▶ _Material for this exercise_:
*-*-*
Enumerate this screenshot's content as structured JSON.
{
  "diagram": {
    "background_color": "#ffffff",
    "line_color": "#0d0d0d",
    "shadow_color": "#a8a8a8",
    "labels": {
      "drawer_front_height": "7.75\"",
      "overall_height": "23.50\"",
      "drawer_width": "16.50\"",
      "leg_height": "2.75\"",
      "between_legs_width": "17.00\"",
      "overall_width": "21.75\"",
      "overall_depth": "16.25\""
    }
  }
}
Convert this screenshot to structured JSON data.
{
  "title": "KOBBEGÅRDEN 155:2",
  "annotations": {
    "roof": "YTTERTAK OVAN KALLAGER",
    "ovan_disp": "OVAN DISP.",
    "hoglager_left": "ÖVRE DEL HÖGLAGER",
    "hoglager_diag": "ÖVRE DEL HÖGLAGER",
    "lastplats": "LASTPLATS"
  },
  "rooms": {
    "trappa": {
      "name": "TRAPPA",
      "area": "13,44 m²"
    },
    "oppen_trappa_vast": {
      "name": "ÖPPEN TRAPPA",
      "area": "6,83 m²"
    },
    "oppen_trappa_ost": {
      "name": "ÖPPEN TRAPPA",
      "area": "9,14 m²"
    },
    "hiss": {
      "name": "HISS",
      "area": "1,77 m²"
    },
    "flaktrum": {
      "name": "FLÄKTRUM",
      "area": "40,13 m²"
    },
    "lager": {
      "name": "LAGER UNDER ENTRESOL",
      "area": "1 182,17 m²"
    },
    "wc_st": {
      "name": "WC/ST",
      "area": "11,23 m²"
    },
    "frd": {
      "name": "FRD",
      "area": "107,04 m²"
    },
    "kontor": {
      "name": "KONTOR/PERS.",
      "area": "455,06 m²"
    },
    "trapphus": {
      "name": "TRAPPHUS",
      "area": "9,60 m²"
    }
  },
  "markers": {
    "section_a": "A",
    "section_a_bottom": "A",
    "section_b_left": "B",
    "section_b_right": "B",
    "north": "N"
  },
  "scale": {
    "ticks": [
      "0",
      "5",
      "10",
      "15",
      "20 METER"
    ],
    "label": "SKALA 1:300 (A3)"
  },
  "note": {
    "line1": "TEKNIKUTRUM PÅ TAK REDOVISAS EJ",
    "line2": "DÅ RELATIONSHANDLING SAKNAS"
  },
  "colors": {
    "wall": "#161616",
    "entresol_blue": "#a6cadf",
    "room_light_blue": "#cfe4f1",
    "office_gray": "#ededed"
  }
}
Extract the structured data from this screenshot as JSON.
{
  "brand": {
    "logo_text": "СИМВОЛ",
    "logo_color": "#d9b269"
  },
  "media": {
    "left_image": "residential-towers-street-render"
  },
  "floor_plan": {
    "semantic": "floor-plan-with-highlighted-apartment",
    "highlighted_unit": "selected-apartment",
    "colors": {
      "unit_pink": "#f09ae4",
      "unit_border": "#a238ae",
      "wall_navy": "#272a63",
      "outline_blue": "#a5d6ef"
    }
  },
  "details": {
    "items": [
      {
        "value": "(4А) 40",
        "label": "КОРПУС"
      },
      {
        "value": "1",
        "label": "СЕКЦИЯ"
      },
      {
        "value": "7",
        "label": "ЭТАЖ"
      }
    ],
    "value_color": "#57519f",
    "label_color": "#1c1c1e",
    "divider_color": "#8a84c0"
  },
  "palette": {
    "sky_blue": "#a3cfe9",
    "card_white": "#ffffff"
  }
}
*-*-*
▶ _To do_: Copy each line of the preceding data that contains the string "OVAN".

▶ _Exercise output_:
    "roof": "YTTERTAK OVAN KALLAGER",
    "ovan_disp": "OVAN DISP.",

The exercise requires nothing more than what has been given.